[Collected data entries]
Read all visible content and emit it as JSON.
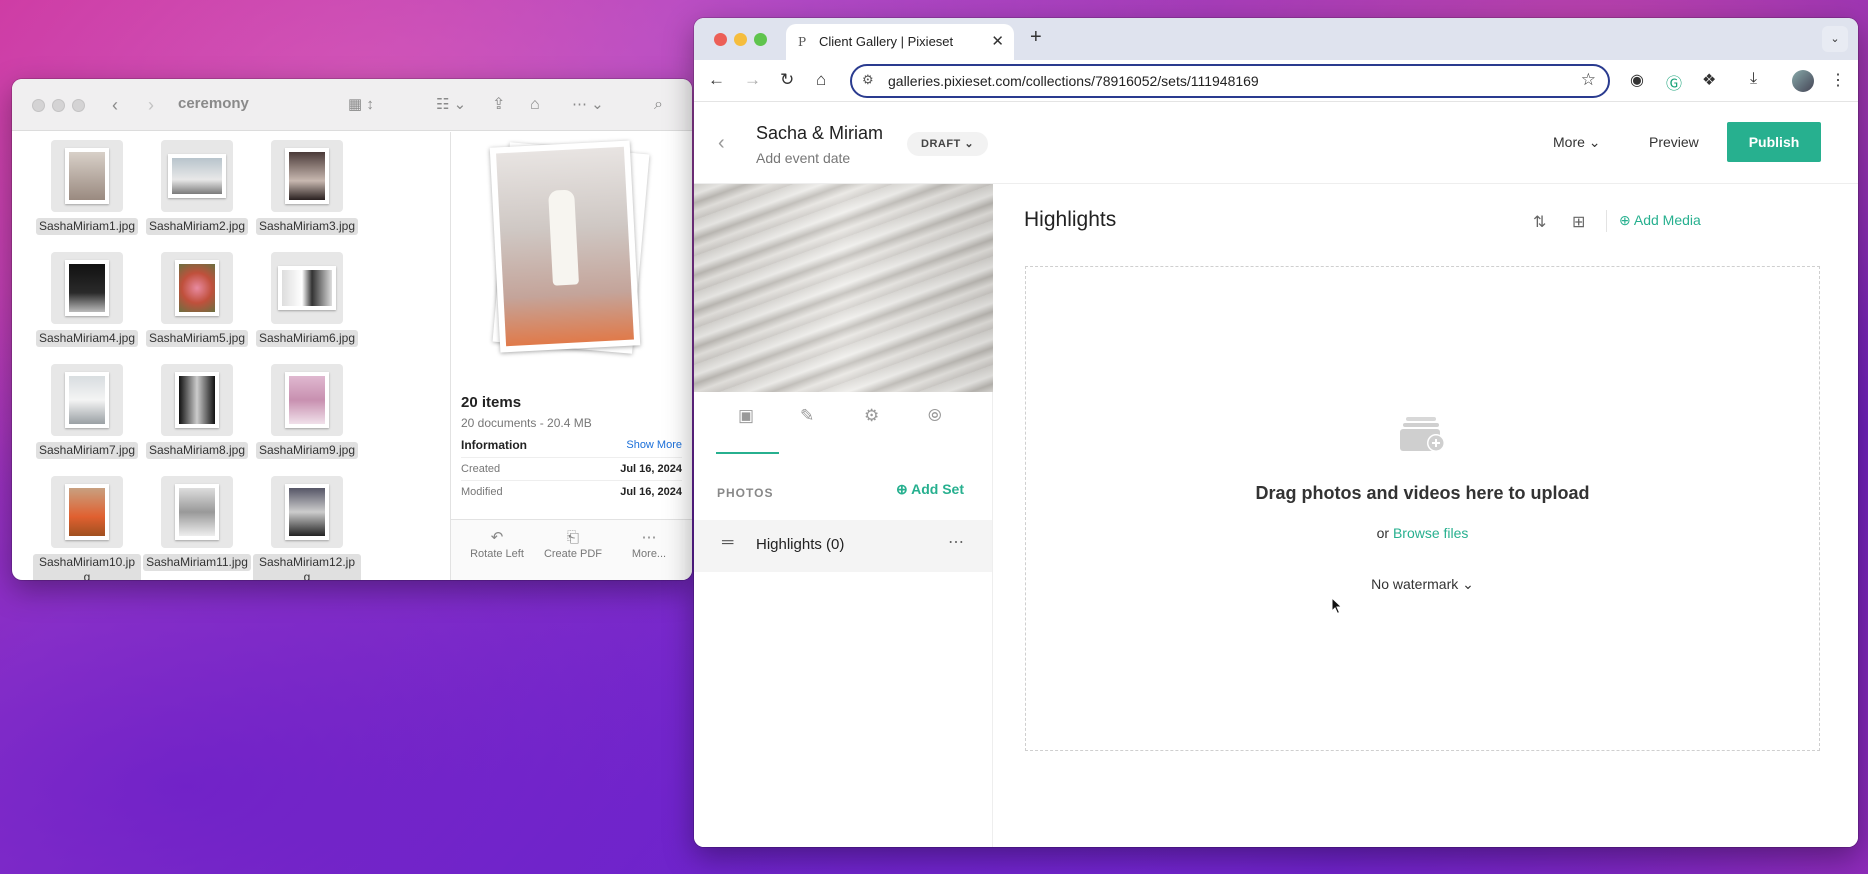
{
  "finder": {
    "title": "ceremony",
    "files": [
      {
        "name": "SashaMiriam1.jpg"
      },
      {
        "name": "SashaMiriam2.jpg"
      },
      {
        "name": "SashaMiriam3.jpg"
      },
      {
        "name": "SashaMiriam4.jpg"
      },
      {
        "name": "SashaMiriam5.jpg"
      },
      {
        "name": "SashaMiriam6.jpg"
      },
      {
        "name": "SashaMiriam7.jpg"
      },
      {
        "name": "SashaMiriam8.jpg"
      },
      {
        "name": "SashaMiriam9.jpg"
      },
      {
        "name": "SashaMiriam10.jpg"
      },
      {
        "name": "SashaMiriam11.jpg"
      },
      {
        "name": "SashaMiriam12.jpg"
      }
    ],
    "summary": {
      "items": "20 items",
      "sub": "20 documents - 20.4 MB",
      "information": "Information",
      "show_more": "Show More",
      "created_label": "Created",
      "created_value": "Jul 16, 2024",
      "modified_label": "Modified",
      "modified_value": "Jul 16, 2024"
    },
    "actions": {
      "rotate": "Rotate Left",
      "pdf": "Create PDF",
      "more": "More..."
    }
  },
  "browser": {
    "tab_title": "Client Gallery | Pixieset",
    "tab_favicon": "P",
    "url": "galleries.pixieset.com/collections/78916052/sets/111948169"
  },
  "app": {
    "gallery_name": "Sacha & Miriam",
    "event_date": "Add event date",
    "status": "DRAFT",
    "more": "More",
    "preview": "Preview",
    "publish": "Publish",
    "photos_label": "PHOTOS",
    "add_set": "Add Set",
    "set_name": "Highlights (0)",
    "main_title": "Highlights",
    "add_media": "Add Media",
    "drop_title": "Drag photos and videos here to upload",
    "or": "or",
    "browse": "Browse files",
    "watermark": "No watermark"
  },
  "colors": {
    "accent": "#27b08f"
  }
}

* Task prompt: Return the material word for word. Pictures are not part of the copy.

* Answer below:
Read all visible content and emit it as JSON.
{
  "finder": {
    "title": "ceremony",
    "files": [
      {
        "name": "SashaMiriam1.jpg"
      },
      {
        "name": "SashaMiriam2.jpg"
      },
      {
        "name": "SashaMiriam3.jpg"
      },
      {
        "name": "SashaMiriam4.jpg"
      },
      {
        "name": "SashaMiriam5.jpg"
      },
      {
        "name": "SashaMiriam6.jpg"
      },
      {
        "name": "SashaMiriam7.jpg"
      },
      {
        "name": "SashaMiriam8.jpg"
      },
      {
        "name": "SashaMiriam9.jpg"
      },
      {
        "name": "SashaMiriam10.jpg"
      },
      {
        "name": "SashaMiriam11.jpg"
      },
      {
        "name": "SashaMiriam12.jpg"
      }
    ],
    "summary": {
      "items": "20 items",
      "sub": "20 documents - 20.4 MB",
      "information": "Information",
      "show_more": "Show More",
      "created_label": "Created",
      "created_value": "Jul 16, 2024",
      "modified_label": "Modified",
      "modified_value": "Jul 16, 2024"
    },
    "actions": {
      "rotate": "Rotate Left",
      "pdf": "Create PDF",
      "more": "More..."
    }
  },
  "browser": {
    "tab_title": "Client Gallery | Pixieset",
    "tab_favicon": "P",
    "url": "galleries.pixieset.com/collections/78916052/sets/111948169"
  },
  "app": {
    "gallery_name": "Sacha & Miriam",
    "event_date": "Add event date",
    "status": "DRAFT",
    "more": "More",
    "preview": "Preview",
    "publish": "Publish",
    "photos_label": "PHOTOS",
    "add_set": "Add Set",
    "set_name": "Highlights (0)",
    "main_title": "Highlights",
    "add_media": "Add Media",
    "drop_title": "Drag photos and videos here to upload",
    "or": "or",
    "browse": "Browse files",
    "watermark": "No watermark"
  },
  "colors": {
    "accent": "#27b08f"
  }
}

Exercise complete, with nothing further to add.